### [The problem]
Locate every line in the material below that has the word "left". Copy each of those lines.

— start Listed entries —

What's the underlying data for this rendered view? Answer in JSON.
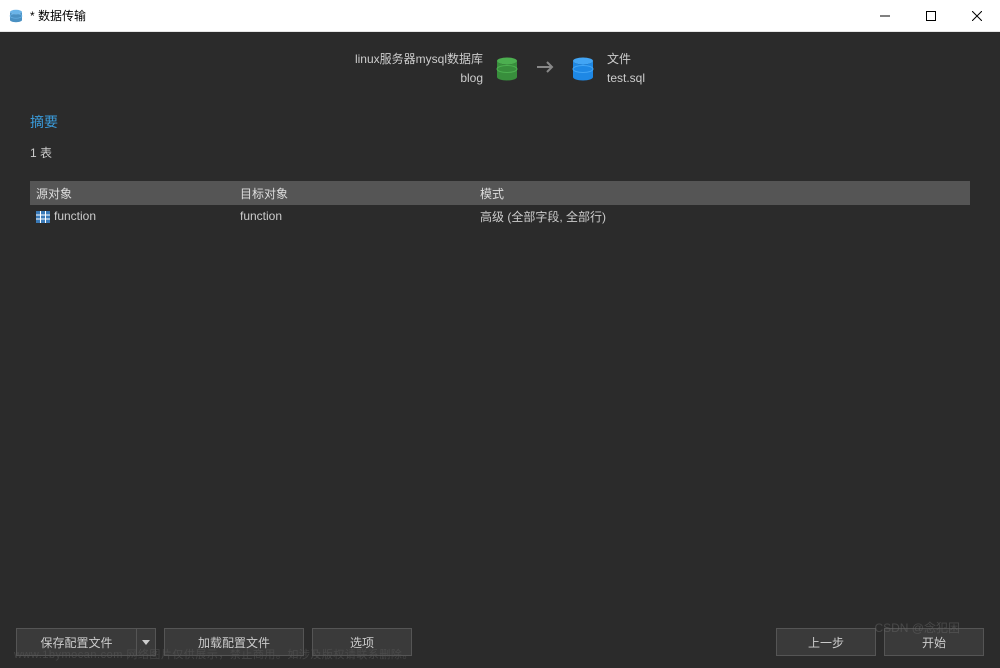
{
  "window": {
    "title": "* 数据传输"
  },
  "transfer": {
    "source_line1": "linux服务器mysql数据库",
    "source_line2": "blog",
    "dest_line1": "文件",
    "dest_line2": "test.sql"
  },
  "summary": {
    "title": "摘要",
    "count": "1 表"
  },
  "table": {
    "headers": {
      "source": "源对象",
      "target": "目标对象",
      "mode": "模式"
    },
    "rows": [
      {
        "source": "function",
        "target": "function",
        "mode": "高级 (全部字段, 全部行)"
      }
    ]
  },
  "footer": {
    "save_profile": "保存配置文件",
    "load_profile": "加载配置文件",
    "options": "选项",
    "back": "上一步",
    "start": "开始"
  },
  "watermark": {
    "left": "www.1bymocan.com 网络图片仅供展示，禁止商用。如涉及版权请联系删除。",
    "right": "CSDN @念犯困"
  }
}
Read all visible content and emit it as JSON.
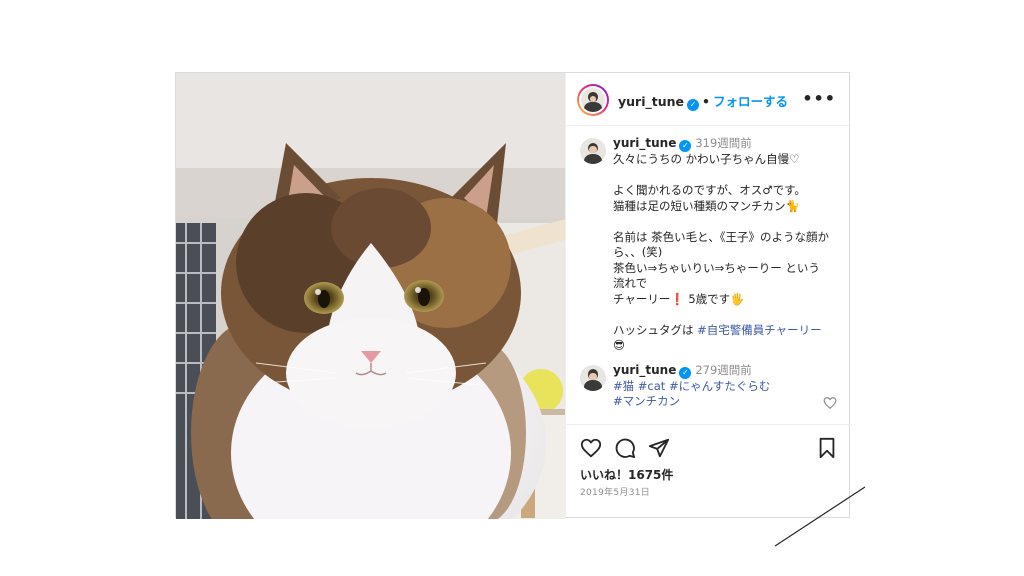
{
  "header": {
    "username": "yuri_tune",
    "verified_mark": "✓",
    "separator": "•",
    "follow_label": "フォローする",
    "more_label": "•••"
  },
  "caption": {
    "username": "yuri_tune",
    "time": "319週間前",
    "lines": [
      "久々にうちの かわい子ちゃん自慢♡",
      "",
      "よく聞かれるのですが、オス♂です。",
      "猫種は足の短い種類のマンチカン🐈",
      "",
      "名前は 茶色い毛と、《王子》のような顔か",
      "ら、、(笑)",
      "茶色い⇒ちゃいりい⇒ちゃーりー という",
      "流れで",
      "チャーリー❗ 5歳です🖐"
    ],
    "hashtag_prefix": "ハッシュタグは ",
    "hashtag": "#自宅警備員チャーリー",
    "trailing_emoji": "😎"
  },
  "reply": {
    "username": "yuri_tune",
    "time": "279週間前",
    "line1": [
      "#猫",
      "#cat",
      "#にゃんすたぐらむ"
    ],
    "line2": [
      "#マンチカン"
    ]
  },
  "actions": {
    "like_icon": "heart-icon",
    "comment_icon": "comment-icon",
    "share_icon": "share-icon",
    "save_icon": "bookmark-icon"
  },
  "likes_text": "いいね！1675件",
  "date_text": "2019年5月31日",
  "colors": {
    "link_blue": "#0095f6",
    "hashtag_blue": "#3c5aa6",
    "muted_gray": "#8e8e8e",
    "border": "#dbdbdb"
  }
}
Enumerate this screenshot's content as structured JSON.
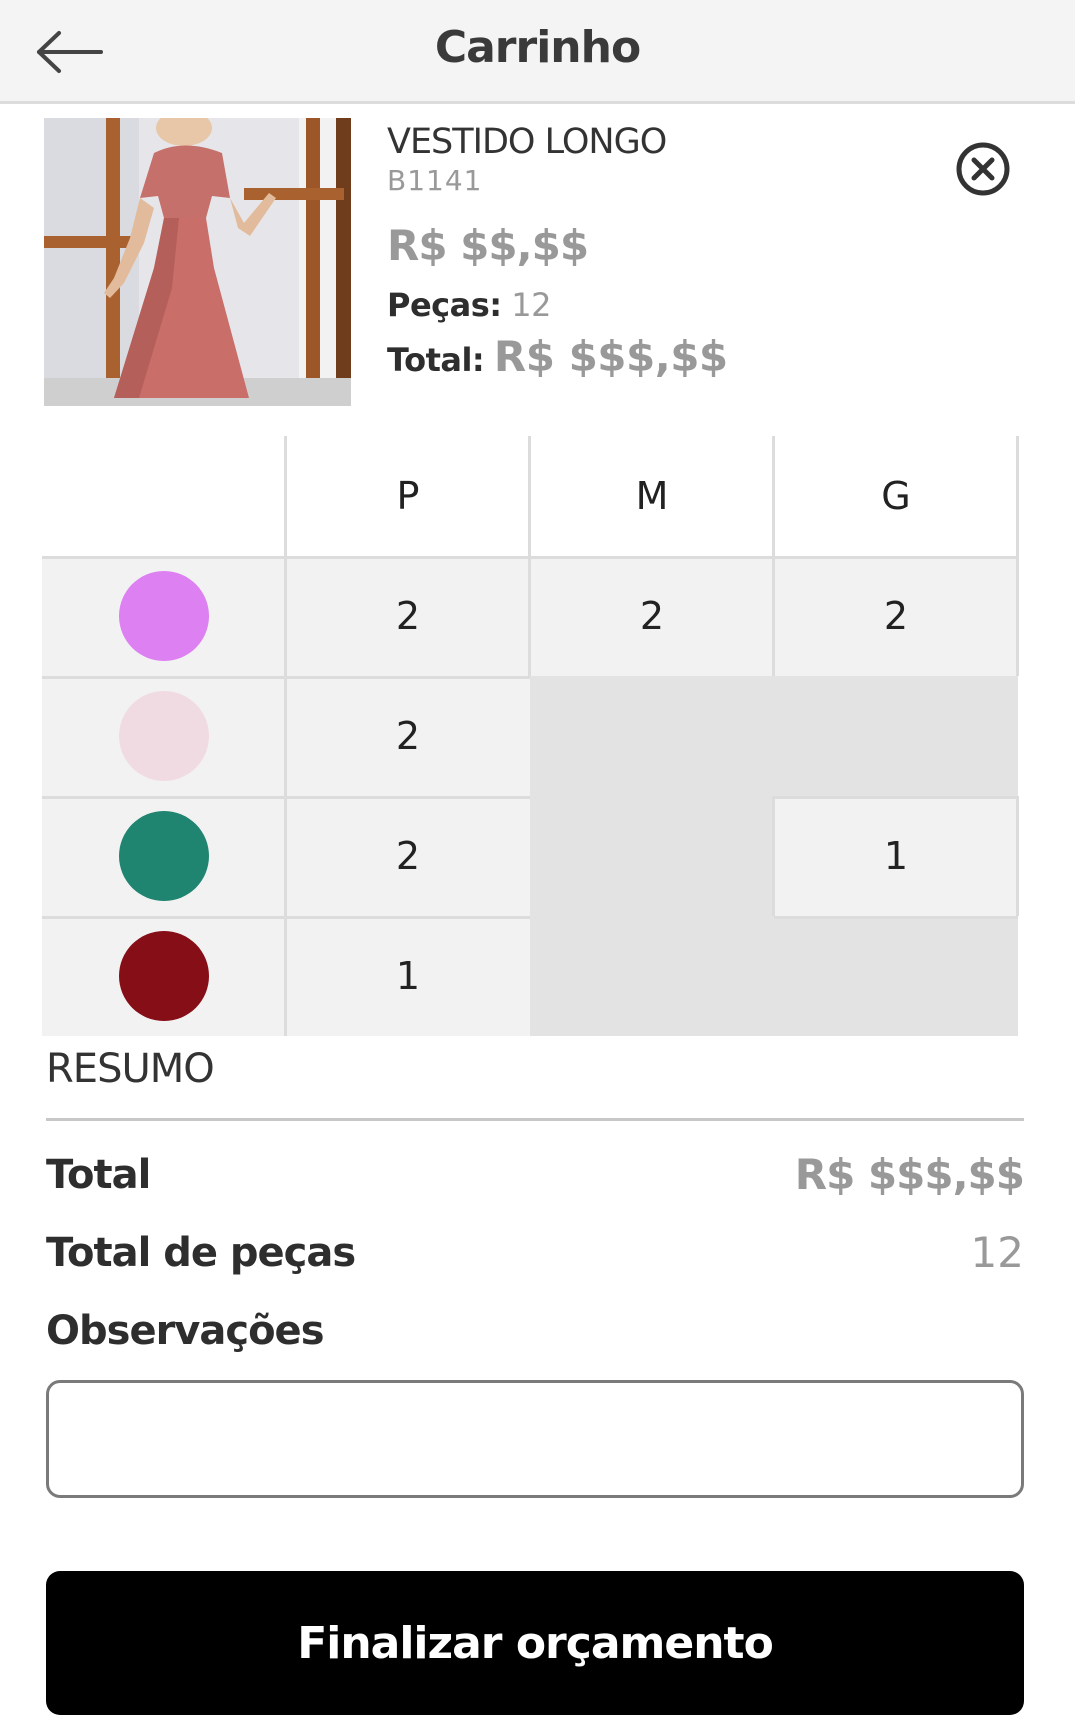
{
  "header": {
    "title": "Carrinho",
    "back_icon": "arrow-left-icon"
  },
  "product": {
    "name": "VESTIDO LONGO",
    "code": "B1141",
    "price": "R$ $$,$$",
    "pieces_label": "Peças:",
    "pieces_value": "12",
    "total_label": "Total:",
    "total_value": "R$ $$$,$$",
    "remove_icon": "close-circle-icon"
  },
  "grid": {
    "sizes": [
      "P",
      "M",
      "G"
    ],
    "rows": [
      {
        "color": "#dd80f2",
        "P": "2",
        "M": "2",
        "G": "2"
      },
      {
        "color": "#f1dbe3",
        "P": "2",
        "M": "",
        "G": ""
      },
      {
        "color": "#1f8470",
        "P": "2",
        "M": "",
        "G": "1"
      },
      {
        "color": "#860e17",
        "P": "1",
        "M": "",
        "G": ""
      }
    ]
  },
  "summary": {
    "title": "RESUMO",
    "total_label": "Total",
    "total_value": "R$ $$$,$$",
    "pieces_label": "Total de peças",
    "pieces_value": "12",
    "notes_label": "Observações",
    "notes_value": ""
  },
  "actions": {
    "finalize_label": "Finalizar orçamento"
  }
}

— end Listed entries —

### [Exercise answer]
    "left": "www.1bymocan.com 网络图片仅供展示，禁止商用。如涉及版权请联系删除。",
    "back_icon": "arrow-left-icon"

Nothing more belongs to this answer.